-- Source extract --
▶

Here's the play-by-play:
Saturday.
It was my son’s fourth birthday. That meant driving an hour each way to an indoor playground where kids scream nonstop for 90 minutes like it’s their job. His cousin puked 30 minutes in. We drove home. Family came over for cake, for noise, for dinner.
Sunday.
Grey, rainy, and filled with trapped energy. The kids were caged. I was cooked.
I had a tray of tomatoes slowly starting to wilt and wrinkle in my fridge, and didn’t want to waste them, so instead of laundry and other things, I slow-simmered roasted tomato and pepper sauce and meatballs like some kind of culinary overachiever with something to prove.
Then, my wife goes out with the kids, was going to pick up the groceries I ordered that morning on the way back. But they weren’t ready - ended up being two hours late. Came back, unloaded, cooked spaghetti to go with the sauce and balls. The kids wanted “twirly noodles with cheese,” but I was forcing vegetables and protein today, God damn it.

◀

-- Data to examine --
▶

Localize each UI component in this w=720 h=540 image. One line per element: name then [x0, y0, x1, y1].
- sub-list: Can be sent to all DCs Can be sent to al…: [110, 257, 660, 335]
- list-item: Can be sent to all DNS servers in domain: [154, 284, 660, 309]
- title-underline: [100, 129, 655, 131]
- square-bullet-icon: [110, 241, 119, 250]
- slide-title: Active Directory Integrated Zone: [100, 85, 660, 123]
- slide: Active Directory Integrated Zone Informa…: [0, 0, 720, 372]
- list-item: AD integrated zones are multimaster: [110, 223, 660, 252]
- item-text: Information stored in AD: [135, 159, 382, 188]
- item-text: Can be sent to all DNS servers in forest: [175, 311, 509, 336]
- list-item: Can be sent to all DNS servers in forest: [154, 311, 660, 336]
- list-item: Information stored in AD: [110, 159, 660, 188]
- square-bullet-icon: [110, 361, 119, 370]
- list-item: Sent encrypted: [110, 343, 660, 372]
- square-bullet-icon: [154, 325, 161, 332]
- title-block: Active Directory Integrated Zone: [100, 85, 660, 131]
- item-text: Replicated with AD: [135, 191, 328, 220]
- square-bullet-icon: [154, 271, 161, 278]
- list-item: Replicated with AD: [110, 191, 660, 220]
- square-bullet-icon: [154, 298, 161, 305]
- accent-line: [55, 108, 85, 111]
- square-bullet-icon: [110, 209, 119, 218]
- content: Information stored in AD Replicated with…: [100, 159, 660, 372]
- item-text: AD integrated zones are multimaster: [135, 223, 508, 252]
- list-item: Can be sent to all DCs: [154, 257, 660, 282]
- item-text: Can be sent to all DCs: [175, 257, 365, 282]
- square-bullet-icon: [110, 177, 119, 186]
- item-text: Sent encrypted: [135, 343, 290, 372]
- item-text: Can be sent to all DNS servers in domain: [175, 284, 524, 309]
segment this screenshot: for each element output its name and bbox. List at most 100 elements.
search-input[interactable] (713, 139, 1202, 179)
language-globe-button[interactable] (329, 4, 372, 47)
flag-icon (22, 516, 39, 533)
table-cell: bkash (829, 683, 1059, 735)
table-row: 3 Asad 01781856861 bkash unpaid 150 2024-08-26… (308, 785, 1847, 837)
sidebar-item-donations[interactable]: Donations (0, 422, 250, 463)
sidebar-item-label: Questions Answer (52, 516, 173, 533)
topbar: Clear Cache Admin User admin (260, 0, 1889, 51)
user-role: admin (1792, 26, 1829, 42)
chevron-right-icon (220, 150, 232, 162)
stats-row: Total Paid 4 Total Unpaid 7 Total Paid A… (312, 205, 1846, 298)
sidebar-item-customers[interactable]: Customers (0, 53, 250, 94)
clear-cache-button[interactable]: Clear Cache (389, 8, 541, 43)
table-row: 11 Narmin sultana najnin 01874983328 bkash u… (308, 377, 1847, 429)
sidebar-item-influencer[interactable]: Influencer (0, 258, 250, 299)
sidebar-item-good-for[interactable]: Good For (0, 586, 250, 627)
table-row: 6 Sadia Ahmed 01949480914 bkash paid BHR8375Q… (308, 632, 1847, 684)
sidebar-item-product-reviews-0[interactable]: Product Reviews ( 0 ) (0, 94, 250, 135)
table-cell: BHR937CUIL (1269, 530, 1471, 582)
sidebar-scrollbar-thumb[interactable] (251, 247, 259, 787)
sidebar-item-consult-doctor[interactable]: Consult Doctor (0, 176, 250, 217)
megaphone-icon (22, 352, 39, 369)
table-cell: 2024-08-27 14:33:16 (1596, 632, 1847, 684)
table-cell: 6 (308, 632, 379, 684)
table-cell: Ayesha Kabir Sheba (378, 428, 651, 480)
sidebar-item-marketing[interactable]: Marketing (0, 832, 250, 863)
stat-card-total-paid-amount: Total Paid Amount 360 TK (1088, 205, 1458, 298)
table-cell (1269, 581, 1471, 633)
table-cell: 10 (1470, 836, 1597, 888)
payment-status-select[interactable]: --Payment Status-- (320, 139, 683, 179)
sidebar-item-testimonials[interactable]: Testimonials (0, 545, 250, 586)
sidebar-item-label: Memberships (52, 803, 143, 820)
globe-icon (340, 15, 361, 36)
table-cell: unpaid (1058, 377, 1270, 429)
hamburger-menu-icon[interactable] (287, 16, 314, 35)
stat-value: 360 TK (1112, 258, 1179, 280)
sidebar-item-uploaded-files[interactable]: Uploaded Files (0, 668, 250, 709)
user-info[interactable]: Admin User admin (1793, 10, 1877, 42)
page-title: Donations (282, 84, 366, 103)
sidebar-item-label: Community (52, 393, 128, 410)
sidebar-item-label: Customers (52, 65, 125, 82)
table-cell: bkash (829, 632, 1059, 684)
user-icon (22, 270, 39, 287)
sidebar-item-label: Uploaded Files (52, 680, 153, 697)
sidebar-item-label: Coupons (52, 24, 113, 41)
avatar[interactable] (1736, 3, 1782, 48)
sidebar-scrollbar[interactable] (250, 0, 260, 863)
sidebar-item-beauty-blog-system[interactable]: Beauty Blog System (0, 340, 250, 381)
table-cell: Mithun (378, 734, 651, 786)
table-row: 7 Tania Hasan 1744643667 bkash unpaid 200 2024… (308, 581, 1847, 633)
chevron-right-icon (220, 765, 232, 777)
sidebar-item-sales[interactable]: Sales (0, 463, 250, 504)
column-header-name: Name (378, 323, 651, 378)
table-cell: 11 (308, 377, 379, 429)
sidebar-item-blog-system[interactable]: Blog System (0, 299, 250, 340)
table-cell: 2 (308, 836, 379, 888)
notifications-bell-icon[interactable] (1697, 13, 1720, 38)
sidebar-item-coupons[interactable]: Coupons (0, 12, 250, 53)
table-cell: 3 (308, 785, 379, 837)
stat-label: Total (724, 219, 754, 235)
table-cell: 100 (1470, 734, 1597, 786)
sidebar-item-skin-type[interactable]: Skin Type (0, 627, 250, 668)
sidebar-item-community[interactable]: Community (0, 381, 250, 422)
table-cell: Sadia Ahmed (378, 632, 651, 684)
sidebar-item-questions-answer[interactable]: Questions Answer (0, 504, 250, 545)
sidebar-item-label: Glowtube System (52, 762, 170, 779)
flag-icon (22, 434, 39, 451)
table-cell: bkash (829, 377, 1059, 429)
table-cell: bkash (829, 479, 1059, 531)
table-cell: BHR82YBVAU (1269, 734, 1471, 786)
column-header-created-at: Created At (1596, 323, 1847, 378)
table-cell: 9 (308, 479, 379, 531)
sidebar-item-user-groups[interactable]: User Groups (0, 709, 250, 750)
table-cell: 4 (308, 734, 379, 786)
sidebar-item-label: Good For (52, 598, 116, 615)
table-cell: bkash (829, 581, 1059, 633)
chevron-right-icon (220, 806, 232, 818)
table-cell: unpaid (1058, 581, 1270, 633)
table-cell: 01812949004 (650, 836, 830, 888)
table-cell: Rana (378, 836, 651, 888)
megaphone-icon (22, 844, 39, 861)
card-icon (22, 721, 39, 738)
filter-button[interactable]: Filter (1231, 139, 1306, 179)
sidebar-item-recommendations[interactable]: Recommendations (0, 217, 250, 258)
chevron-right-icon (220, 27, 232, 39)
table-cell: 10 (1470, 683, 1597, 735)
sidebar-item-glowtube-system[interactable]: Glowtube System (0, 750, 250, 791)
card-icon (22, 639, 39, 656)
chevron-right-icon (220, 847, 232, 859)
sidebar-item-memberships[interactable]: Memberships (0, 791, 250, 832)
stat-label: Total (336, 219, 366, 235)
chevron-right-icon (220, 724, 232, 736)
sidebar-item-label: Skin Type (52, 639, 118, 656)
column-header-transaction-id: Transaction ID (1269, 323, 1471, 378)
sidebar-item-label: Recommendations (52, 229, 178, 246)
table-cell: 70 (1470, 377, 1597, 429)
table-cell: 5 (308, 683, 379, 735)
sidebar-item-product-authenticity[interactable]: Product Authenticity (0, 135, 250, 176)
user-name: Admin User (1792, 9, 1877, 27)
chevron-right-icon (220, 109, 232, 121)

◀

-- Problems and tasks --
A) In the weekend account, how late were the groceries ordered that morning?
B) What is the French translation of the sentence "The kids were caged." from the weekend account?
The entries have nothing to do with what follows.

-- Results of the tasks --
A) Two hours late.

B) Les enfants étaient en cage.